(Stored dataset items)
——————————
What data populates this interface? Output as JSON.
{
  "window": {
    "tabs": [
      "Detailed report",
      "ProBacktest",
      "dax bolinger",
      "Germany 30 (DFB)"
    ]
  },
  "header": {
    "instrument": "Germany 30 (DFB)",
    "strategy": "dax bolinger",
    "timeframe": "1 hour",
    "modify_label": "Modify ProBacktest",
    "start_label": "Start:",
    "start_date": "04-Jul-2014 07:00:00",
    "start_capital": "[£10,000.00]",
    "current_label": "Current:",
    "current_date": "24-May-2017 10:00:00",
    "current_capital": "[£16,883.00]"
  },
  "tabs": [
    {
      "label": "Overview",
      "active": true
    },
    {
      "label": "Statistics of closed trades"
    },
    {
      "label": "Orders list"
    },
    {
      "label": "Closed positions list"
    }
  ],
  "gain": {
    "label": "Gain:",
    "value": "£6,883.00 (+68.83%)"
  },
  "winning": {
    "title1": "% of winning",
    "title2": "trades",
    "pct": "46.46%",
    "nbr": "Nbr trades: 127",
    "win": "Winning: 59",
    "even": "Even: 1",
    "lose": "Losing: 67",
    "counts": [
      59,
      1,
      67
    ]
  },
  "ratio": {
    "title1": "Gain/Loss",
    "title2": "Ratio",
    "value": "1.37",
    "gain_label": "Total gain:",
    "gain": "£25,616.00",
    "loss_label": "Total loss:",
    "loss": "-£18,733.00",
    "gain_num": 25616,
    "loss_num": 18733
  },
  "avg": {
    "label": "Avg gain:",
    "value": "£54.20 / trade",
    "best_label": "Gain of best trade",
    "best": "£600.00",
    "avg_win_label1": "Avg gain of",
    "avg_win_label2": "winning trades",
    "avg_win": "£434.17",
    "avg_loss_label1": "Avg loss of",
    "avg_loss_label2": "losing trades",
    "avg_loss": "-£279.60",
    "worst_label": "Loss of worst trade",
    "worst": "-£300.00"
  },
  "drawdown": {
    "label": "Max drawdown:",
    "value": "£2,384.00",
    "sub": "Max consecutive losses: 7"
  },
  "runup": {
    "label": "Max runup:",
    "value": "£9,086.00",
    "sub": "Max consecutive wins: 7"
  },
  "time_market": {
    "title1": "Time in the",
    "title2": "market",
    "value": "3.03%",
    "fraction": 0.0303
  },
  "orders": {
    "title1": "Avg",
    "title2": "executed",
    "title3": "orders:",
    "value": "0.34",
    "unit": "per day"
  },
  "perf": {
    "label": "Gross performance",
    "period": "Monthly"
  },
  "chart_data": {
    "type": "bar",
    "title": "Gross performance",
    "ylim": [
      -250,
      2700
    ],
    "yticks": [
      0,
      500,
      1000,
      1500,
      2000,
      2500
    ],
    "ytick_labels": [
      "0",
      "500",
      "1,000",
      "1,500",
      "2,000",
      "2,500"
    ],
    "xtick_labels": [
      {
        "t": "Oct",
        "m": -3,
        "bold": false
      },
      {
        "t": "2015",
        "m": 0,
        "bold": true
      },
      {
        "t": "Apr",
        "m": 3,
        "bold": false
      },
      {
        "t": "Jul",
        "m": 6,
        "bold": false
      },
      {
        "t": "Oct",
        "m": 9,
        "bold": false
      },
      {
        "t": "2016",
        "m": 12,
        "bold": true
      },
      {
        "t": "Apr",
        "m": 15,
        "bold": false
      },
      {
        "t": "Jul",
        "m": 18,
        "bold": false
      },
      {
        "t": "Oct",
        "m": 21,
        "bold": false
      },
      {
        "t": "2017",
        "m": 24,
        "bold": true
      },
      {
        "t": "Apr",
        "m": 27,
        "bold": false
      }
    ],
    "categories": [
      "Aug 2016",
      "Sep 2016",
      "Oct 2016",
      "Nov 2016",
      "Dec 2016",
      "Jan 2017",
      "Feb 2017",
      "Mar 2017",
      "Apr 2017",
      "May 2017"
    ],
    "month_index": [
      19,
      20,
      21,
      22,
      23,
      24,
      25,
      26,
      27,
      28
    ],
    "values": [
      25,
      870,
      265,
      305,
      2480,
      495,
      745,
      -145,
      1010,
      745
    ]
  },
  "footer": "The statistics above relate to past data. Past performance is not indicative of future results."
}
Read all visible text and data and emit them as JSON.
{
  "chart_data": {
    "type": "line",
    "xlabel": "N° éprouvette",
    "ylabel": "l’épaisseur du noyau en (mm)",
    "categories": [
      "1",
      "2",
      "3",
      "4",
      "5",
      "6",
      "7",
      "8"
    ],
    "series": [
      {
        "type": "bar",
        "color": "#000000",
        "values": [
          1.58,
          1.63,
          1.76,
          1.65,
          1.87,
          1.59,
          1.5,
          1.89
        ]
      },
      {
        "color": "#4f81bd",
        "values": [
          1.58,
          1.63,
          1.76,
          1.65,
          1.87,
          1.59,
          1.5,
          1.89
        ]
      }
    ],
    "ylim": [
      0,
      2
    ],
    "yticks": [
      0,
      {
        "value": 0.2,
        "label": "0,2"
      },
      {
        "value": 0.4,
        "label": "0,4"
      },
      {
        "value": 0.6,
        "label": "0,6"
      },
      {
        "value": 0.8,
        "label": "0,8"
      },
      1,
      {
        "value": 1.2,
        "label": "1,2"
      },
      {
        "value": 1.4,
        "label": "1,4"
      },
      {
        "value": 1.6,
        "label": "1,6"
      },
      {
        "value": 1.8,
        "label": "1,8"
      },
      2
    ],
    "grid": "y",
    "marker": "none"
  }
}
——————————
● **Request**
Reproduce each entry exactly, leaving out nothing.

● **Output for this exercise**
What data populates this interface? Output as JSON.
{
  "window": {
    "tabs": [
      "Detailed report",
      "ProBacktest",
      "dax bolinger",
      "Germany 30 (DFB)"
    ]
  },
  "header": {
    "instrument": "Germany 30 (DFB)",
    "strategy": "dax bolinger",
    "timeframe": "1 hour",
    "modify_label": "Modify ProBacktest",
    "start_label": "Start:",
    "start_date": "04-Jul-2014 07:00:00",
    "start_capital": "[£10,000.00]",
    "current_label": "Current:",
    "current_date": "24-May-2017 10:00:00",
    "current_capital": "[£16,883.00]"
  },
  "tabs": [
    {
      "label": "Overview",
      "active": true
    },
    {
      "label": "Statistics of closed trades"
    },
    {
      "label": "Orders list"
    },
    {
      "label": "Closed positions list"
    }
  ],
  "gain": {
    "label": "Gain:",
    "value": "£6,883.00 (+68.83%)"
  },
  "winning": {
    "title1": "% of winning",
    "title2": "trades",
    "pct": "46.46%",
    "nbr": "Nbr trades: 127",
    "win": "Winning: 59",
    "even": "Even: 1",
    "lose": "Losing: 67",
    "counts": [
      59,
      1,
      67
    ]
  },
  "ratio": {
    "title1": "Gain/Loss",
    "title2": "Ratio",
    "value": "1.37",
    "gain_label": "Total gain:",
    "gain": "£25,616.00",
    "loss_label": "Total loss:",
    "loss": "-£18,733.00",
    "gain_num": 25616,
    "loss_num": 18733
  },
  "avg": {
    "label": "Avg gain:",
    "value": "£54.20 / trade",
    "best_label": "Gain of best trade",
    "best": "£600.00",
    "avg_win_label1": "Avg gain of",
    "avg_win_label2": "winning trades",
    "avg_win": "£434.17",
    "avg_loss_label1": "Avg loss of",
    "avg_loss_label2": "losing trades",
    "avg_loss": "-£279.60",
    "worst_label": "Loss of worst trade",
    "worst": "-£300.00"
  },
  "drawdown": {
    "label": "Max drawdown:",
    "value": "£2,384.00",
    "sub": "Max consecutive losses: 7"
  },
  "runup": {
    "label": "Max runup:",
    "value": "£9,086.00",
    "sub": "Max consecutive wins: 7"
  },
  "time_market": {
    "title1": "Time in the",
    "title2": "market",
    "value": "3.03%",
    "fraction": 0.0303
  },
  "orders": {
    "title1": "Avg",
    "title2": "executed",
    "title3": "orders:",
    "value": "0.34",
    "unit": "per day"
  },
  "perf": {
    "label": "Gross performance",
    "period": "Monthly"
  },
  "chart_data": {
    "type": "bar",
    "title": "Gross performance",
    "ylim": [
      -250,
      2700
    ],
    "yticks": [
      0,
      500,
      1000,
      1500,
      2000,
      2500
    ],
    "ytick_labels": [
      "0",
      "500",
      "1,000",
      "1,500",
      "2,000",
      "2,500"
    ],
    "xtick_labels": [
      {
        "t": "Oct",
        "m": -3,
        "bold": false
      },
      {
        "t": "2015",
        "m": 0,
        "bold": true
      },
      {
        "t": "Apr",
        "m": 3,
        "bold": false
      },
      {
        "t": "Jul",
        "m": 6,
        "bold": false
      },
      {
        "t": "Oct",
        "m": 9,
        "bold": false
      },
      {
        "t": "2016",
        "m": 12,
        "bold": true
      },
      {
        "t": "Apr",
        "m": 15,
        "bold": false
      },
      {
        "t": "Jul",
        "m": 18,
        "bold": false
      },
      {
        "t": "Oct",
        "m": 21,
        "bold": false
      },
      {
        "t": "2017",
        "m": 24,
        "bold": true
      },
      {
        "t": "Apr",
        "m": 27,
        "bold": false
      }
    ],
    "categories": [
      "Aug 2016",
      "Sep 2016",
      "Oct 2016",
      "Nov 2016",
      "Dec 2016",
      "Jan 2017",
      "Feb 2017",
      "Mar 2017",
      "Apr 2017",
      "May 2017"
    ],
    "month_index": [
      19,
      20,
      21,
      22,
      23,
      24,
      25,
      26,
      27,
      28
    ],
    "values": [
      25,
      870,
      265,
      305,
      2480,
      495,
      745,
      -145,
      1010,
      745
    ]
  },
  "footer": "The statistics above relate to past data. Past performance is not indicative of future results."
}
Read all visible text and data and emit them as JSON.
{
  "chart_data": {
    "type": "line",
    "xlabel": "N° éprouvette",
    "ylabel": "l’épaisseur du noyau en (mm)",
    "categories": [
      "1",
      "2",
      "3",
      "4",
      "5",
      "6",
      "7",
      "8"
    ],
    "series": [
      {
        "type": "bar",
        "color": "#000000",
        "values": [
          1.58,
          1.63,
          1.76,
          1.65,
          1.87,
          1.59,
          1.5,
          1.89
        ]
      },
      {
        "color": "#4f81bd",
        "values": [
          1.58,
          1.63,
          1.76,
          1.65,
          1.87,
          1.59,
          1.5,
          1.89
        ]
      }
    ],
    "ylim": [
      0,
      2
    ],
    "yticks": [
      0,
      {
        "value": 0.2,
        "label": "0,2"
      },
      {
        "value": 0.4,
        "label": "0,4"
      },
      {
        "value": 0.6,
        "label": "0,6"
      },
      {
        "value": 0.8,
        "label": "0,8"
      },
      1,
      {
        "value": 1.2,
        "label": "1,2"
      },
      {
        "value": 1.4,
        "label": "1,4"
      },
      {
        "value": 1.6,
        "label": "1,6"
      },
      {
        "value": 1.8,
        "label": "1,8"
      },
      2
    ],
    "grid": "y",
    "marker": "none"
  }
}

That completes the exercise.